#### SUPPLIED INFORMATION

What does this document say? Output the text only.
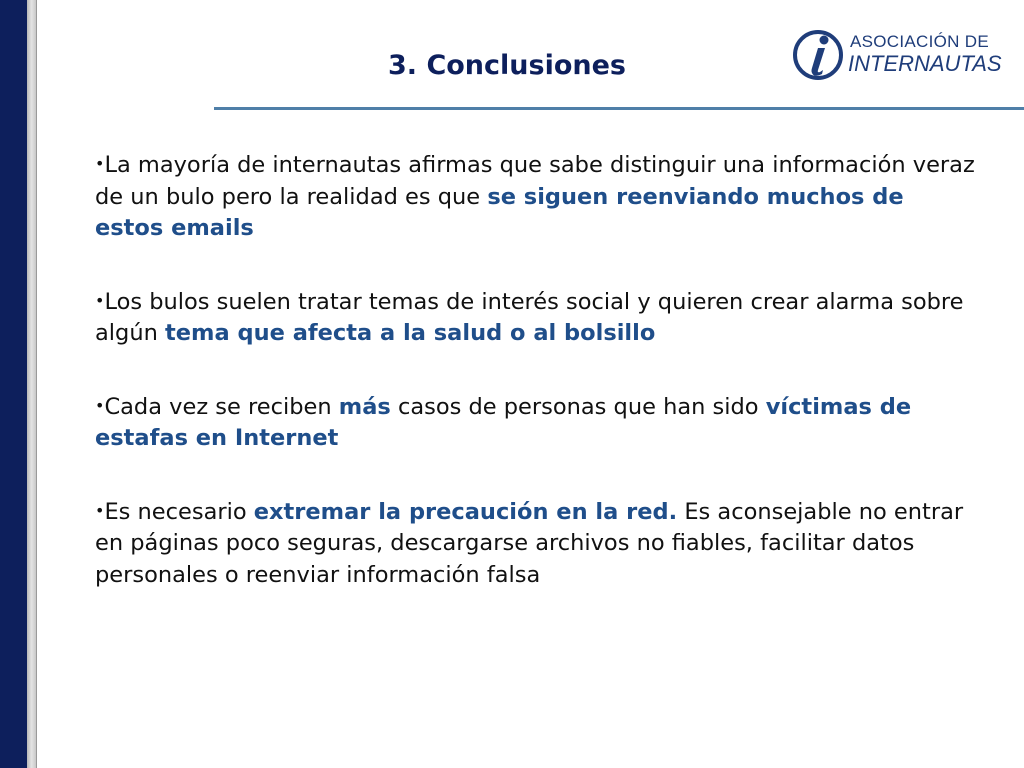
3. Conclusiones
ASOCIACIÓN DE
INTERNAUTAS
•La mayoría de internautas afirmas que sabe distinguir una información veraz de un bulo pero la realidad es que se siguen reenviando muchos de estos emails
•Los bulos suelen tratar temas de interés social y quieren crear alarma sobre algún tema que afecta a la salud o al bolsillo
•Cada vez se reciben más casos de personas que han sido víctimas de estafas en Internet
•Es necesario extremar la precaución en la red. Es aconsejable no entrar en páginas poco seguras, descargarse archivos no fiables, facilitar datos personales o reenviar información falsa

########

*TASK STATEMENT:*
Skip the pictures, then retype every line above exactly.

*COMPLETED EXERCISE:*
What does this document say? Output the text only.
3. Conclusiones
ASOCIACIÓN DE
INTERNAUTAS
•La mayoría de internautas afirmas que sabe distinguir una información veraz de un bulo pero la realidad es que se siguen reenviando muchos de estos emails
•Los bulos suelen tratar temas de interés social y quieren crear alarma sobre algún tema que afecta a la salud o al bolsillo
•Cada vez se reciben más casos de personas que han sido víctimas de estafas en Internet
•Es necesario extremar la precaución en la red. Es aconsejable no entrar en páginas poco seguras, descargarse archivos no fiables, facilitar datos personales o reenviar información falsa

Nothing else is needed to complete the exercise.